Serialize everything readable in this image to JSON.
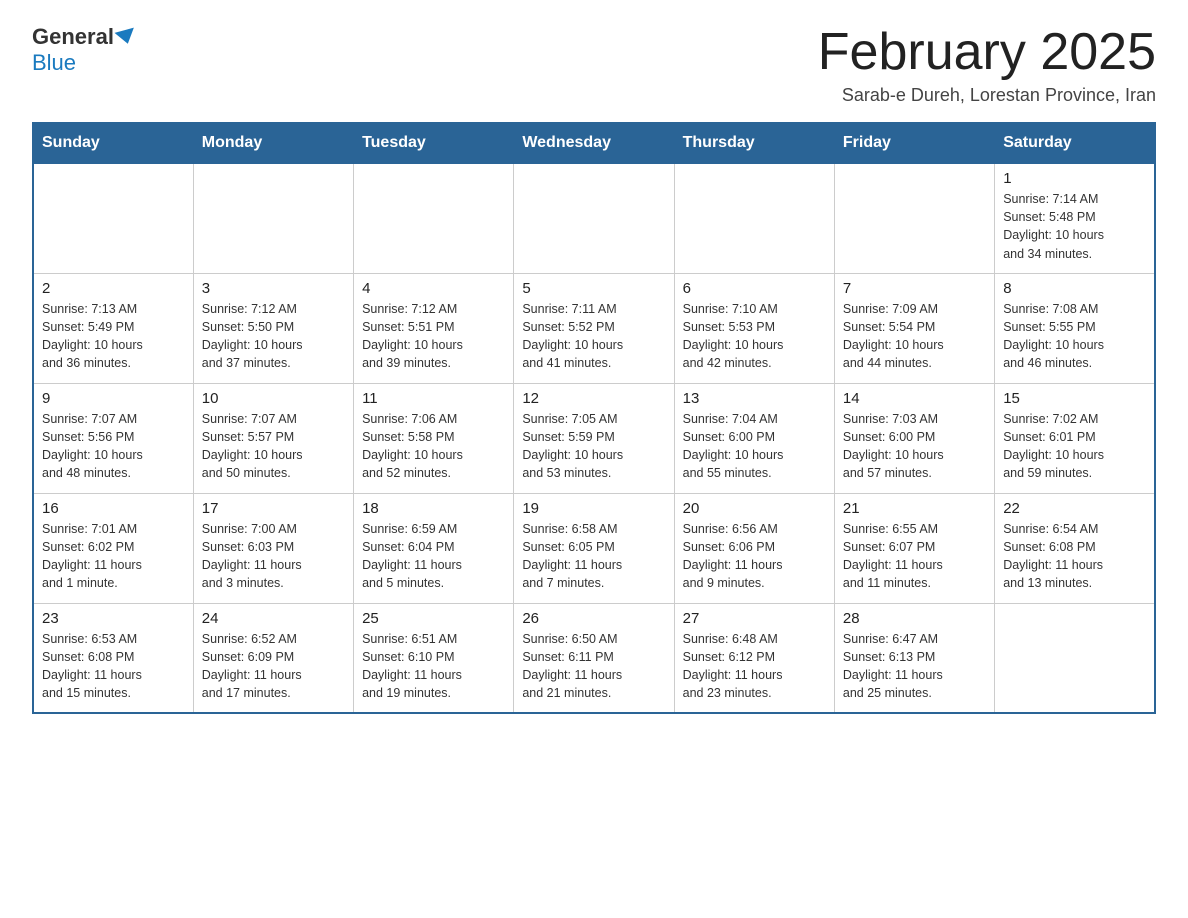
{
  "header": {
    "logo": {
      "general": "General",
      "blue": "Blue"
    },
    "title": "February 2025",
    "subtitle": "Sarab-e Dureh, Lorestan Province, Iran"
  },
  "days_of_week": [
    "Sunday",
    "Monday",
    "Tuesday",
    "Wednesday",
    "Thursday",
    "Friday",
    "Saturday"
  ],
  "weeks": [
    [
      {
        "day": "",
        "info": ""
      },
      {
        "day": "",
        "info": ""
      },
      {
        "day": "",
        "info": ""
      },
      {
        "day": "",
        "info": ""
      },
      {
        "day": "",
        "info": ""
      },
      {
        "day": "",
        "info": ""
      },
      {
        "day": "1",
        "info": "Sunrise: 7:14 AM\nSunset: 5:48 PM\nDaylight: 10 hours\nand 34 minutes."
      }
    ],
    [
      {
        "day": "2",
        "info": "Sunrise: 7:13 AM\nSunset: 5:49 PM\nDaylight: 10 hours\nand 36 minutes."
      },
      {
        "day": "3",
        "info": "Sunrise: 7:12 AM\nSunset: 5:50 PM\nDaylight: 10 hours\nand 37 minutes."
      },
      {
        "day": "4",
        "info": "Sunrise: 7:12 AM\nSunset: 5:51 PM\nDaylight: 10 hours\nand 39 minutes."
      },
      {
        "day": "5",
        "info": "Sunrise: 7:11 AM\nSunset: 5:52 PM\nDaylight: 10 hours\nand 41 minutes."
      },
      {
        "day": "6",
        "info": "Sunrise: 7:10 AM\nSunset: 5:53 PM\nDaylight: 10 hours\nand 42 minutes."
      },
      {
        "day": "7",
        "info": "Sunrise: 7:09 AM\nSunset: 5:54 PM\nDaylight: 10 hours\nand 44 minutes."
      },
      {
        "day": "8",
        "info": "Sunrise: 7:08 AM\nSunset: 5:55 PM\nDaylight: 10 hours\nand 46 minutes."
      }
    ],
    [
      {
        "day": "9",
        "info": "Sunrise: 7:07 AM\nSunset: 5:56 PM\nDaylight: 10 hours\nand 48 minutes."
      },
      {
        "day": "10",
        "info": "Sunrise: 7:07 AM\nSunset: 5:57 PM\nDaylight: 10 hours\nand 50 minutes."
      },
      {
        "day": "11",
        "info": "Sunrise: 7:06 AM\nSunset: 5:58 PM\nDaylight: 10 hours\nand 52 minutes."
      },
      {
        "day": "12",
        "info": "Sunrise: 7:05 AM\nSunset: 5:59 PM\nDaylight: 10 hours\nand 53 minutes."
      },
      {
        "day": "13",
        "info": "Sunrise: 7:04 AM\nSunset: 6:00 PM\nDaylight: 10 hours\nand 55 minutes."
      },
      {
        "day": "14",
        "info": "Sunrise: 7:03 AM\nSunset: 6:00 PM\nDaylight: 10 hours\nand 57 minutes."
      },
      {
        "day": "15",
        "info": "Sunrise: 7:02 AM\nSunset: 6:01 PM\nDaylight: 10 hours\nand 59 minutes."
      }
    ],
    [
      {
        "day": "16",
        "info": "Sunrise: 7:01 AM\nSunset: 6:02 PM\nDaylight: 11 hours\nand 1 minute."
      },
      {
        "day": "17",
        "info": "Sunrise: 7:00 AM\nSunset: 6:03 PM\nDaylight: 11 hours\nand 3 minutes."
      },
      {
        "day": "18",
        "info": "Sunrise: 6:59 AM\nSunset: 6:04 PM\nDaylight: 11 hours\nand 5 minutes."
      },
      {
        "day": "19",
        "info": "Sunrise: 6:58 AM\nSunset: 6:05 PM\nDaylight: 11 hours\nand 7 minutes."
      },
      {
        "day": "20",
        "info": "Sunrise: 6:56 AM\nSunset: 6:06 PM\nDaylight: 11 hours\nand 9 minutes."
      },
      {
        "day": "21",
        "info": "Sunrise: 6:55 AM\nSunset: 6:07 PM\nDaylight: 11 hours\nand 11 minutes."
      },
      {
        "day": "22",
        "info": "Sunrise: 6:54 AM\nSunset: 6:08 PM\nDaylight: 11 hours\nand 13 minutes."
      }
    ],
    [
      {
        "day": "23",
        "info": "Sunrise: 6:53 AM\nSunset: 6:08 PM\nDaylight: 11 hours\nand 15 minutes."
      },
      {
        "day": "24",
        "info": "Sunrise: 6:52 AM\nSunset: 6:09 PM\nDaylight: 11 hours\nand 17 minutes."
      },
      {
        "day": "25",
        "info": "Sunrise: 6:51 AM\nSunset: 6:10 PM\nDaylight: 11 hours\nand 19 minutes."
      },
      {
        "day": "26",
        "info": "Sunrise: 6:50 AM\nSunset: 6:11 PM\nDaylight: 11 hours\nand 21 minutes."
      },
      {
        "day": "27",
        "info": "Sunrise: 6:48 AM\nSunset: 6:12 PM\nDaylight: 11 hours\nand 23 minutes."
      },
      {
        "day": "28",
        "info": "Sunrise: 6:47 AM\nSunset: 6:13 PM\nDaylight: 11 hours\nand 25 minutes."
      },
      {
        "day": "",
        "info": ""
      }
    ]
  ]
}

# # #

Instruction → Repeat the material above word for word and skip every image in it.

Written answer →
Serialize everything readable in this image to JSON.
{
  "header": {
    "logo": {
      "general": "General",
      "blue": "Blue"
    },
    "title": "February 2025",
    "subtitle": "Sarab-e Dureh, Lorestan Province, Iran"
  },
  "days_of_week": [
    "Sunday",
    "Monday",
    "Tuesday",
    "Wednesday",
    "Thursday",
    "Friday",
    "Saturday"
  ],
  "weeks": [
    [
      {
        "day": "",
        "info": ""
      },
      {
        "day": "",
        "info": ""
      },
      {
        "day": "",
        "info": ""
      },
      {
        "day": "",
        "info": ""
      },
      {
        "day": "",
        "info": ""
      },
      {
        "day": "",
        "info": ""
      },
      {
        "day": "1",
        "info": "Sunrise: 7:14 AM\nSunset: 5:48 PM\nDaylight: 10 hours\nand 34 minutes."
      }
    ],
    [
      {
        "day": "2",
        "info": "Sunrise: 7:13 AM\nSunset: 5:49 PM\nDaylight: 10 hours\nand 36 minutes."
      },
      {
        "day": "3",
        "info": "Sunrise: 7:12 AM\nSunset: 5:50 PM\nDaylight: 10 hours\nand 37 minutes."
      },
      {
        "day": "4",
        "info": "Sunrise: 7:12 AM\nSunset: 5:51 PM\nDaylight: 10 hours\nand 39 minutes."
      },
      {
        "day": "5",
        "info": "Sunrise: 7:11 AM\nSunset: 5:52 PM\nDaylight: 10 hours\nand 41 minutes."
      },
      {
        "day": "6",
        "info": "Sunrise: 7:10 AM\nSunset: 5:53 PM\nDaylight: 10 hours\nand 42 minutes."
      },
      {
        "day": "7",
        "info": "Sunrise: 7:09 AM\nSunset: 5:54 PM\nDaylight: 10 hours\nand 44 minutes."
      },
      {
        "day": "8",
        "info": "Sunrise: 7:08 AM\nSunset: 5:55 PM\nDaylight: 10 hours\nand 46 minutes."
      }
    ],
    [
      {
        "day": "9",
        "info": "Sunrise: 7:07 AM\nSunset: 5:56 PM\nDaylight: 10 hours\nand 48 minutes."
      },
      {
        "day": "10",
        "info": "Sunrise: 7:07 AM\nSunset: 5:57 PM\nDaylight: 10 hours\nand 50 minutes."
      },
      {
        "day": "11",
        "info": "Sunrise: 7:06 AM\nSunset: 5:58 PM\nDaylight: 10 hours\nand 52 minutes."
      },
      {
        "day": "12",
        "info": "Sunrise: 7:05 AM\nSunset: 5:59 PM\nDaylight: 10 hours\nand 53 minutes."
      },
      {
        "day": "13",
        "info": "Sunrise: 7:04 AM\nSunset: 6:00 PM\nDaylight: 10 hours\nand 55 minutes."
      },
      {
        "day": "14",
        "info": "Sunrise: 7:03 AM\nSunset: 6:00 PM\nDaylight: 10 hours\nand 57 minutes."
      },
      {
        "day": "15",
        "info": "Sunrise: 7:02 AM\nSunset: 6:01 PM\nDaylight: 10 hours\nand 59 minutes."
      }
    ],
    [
      {
        "day": "16",
        "info": "Sunrise: 7:01 AM\nSunset: 6:02 PM\nDaylight: 11 hours\nand 1 minute."
      },
      {
        "day": "17",
        "info": "Sunrise: 7:00 AM\nSunset: 6:03 PM\nDaylight: 11 hours\nand 3 minutes."
      },
      {
        "day": "18",
        "info": "Sunrise: 6:59 AM\nSunset: 6:04 PM\nDaylight: 11 hours\nand 5 minutes."
      },
      {
        "day": "19",
        "info": "Sunrise: 6:58 AM\nSunset: 6:05 PM\nDaylight: 11 hours\nand 7 minutes."
      },
      {
        "day": "20",
        "info": "Sunrise: 6:56 AM\nSunset: 6:06 PM\nDaylight: 11 hours\nand 9 minutes."
      },
      {
        "day": "21",
        "info": "Sunrise: 6:55 AM\nSunset: 6:07 PM\nDaylight: 11 hours\nand 11 minutes."
      },
      {
        "day": "22",
        "info": "Sunrise: 6:54 AM\nSunset: 6:08 PM\nDaylight: 11 hours\nand 13 minutes."
      }
    ],
    [
      {
        "day": "23",
        "info": "Sunrise: 6:53 AM\nSunset: 6:08 PM\nDaylight: 11 hours\nand 15 minutes."
      },
      {
        "day": "24",
        "info": "Sunrise: 6:52 AM\nSunset: 6:09 PM\nDaylight: 11 hours\nand 17 minutes."
      },
      {
        "day": "25",
        "info": "Sunrise: 6:51 AM\nSunset: 6:10 PM\nDaylight: 11 hours\nand 19 minutes."
      },
      {
        "day": "26",
        "info": "Sunrise: 6:50 AM\nSunset: 6:11 PM\nDaylight: 11 hours\nand 21 minutes."
      },
      {
        "day": "27",
        "info": "Sunrise: 6:48 AM\nSunset: 6:12 PM\nDaylight: 11 hours\nand 23 minutes."
      },
      {
        "day": "28",
        "info": "Sunrise: 6:47 AM\nSunset: 6:13 PM\nDaylight: 11 hours\nand 25 minutes."
      },
      {
        "day": "",
        "info": ""
      }
    ]
  ]
}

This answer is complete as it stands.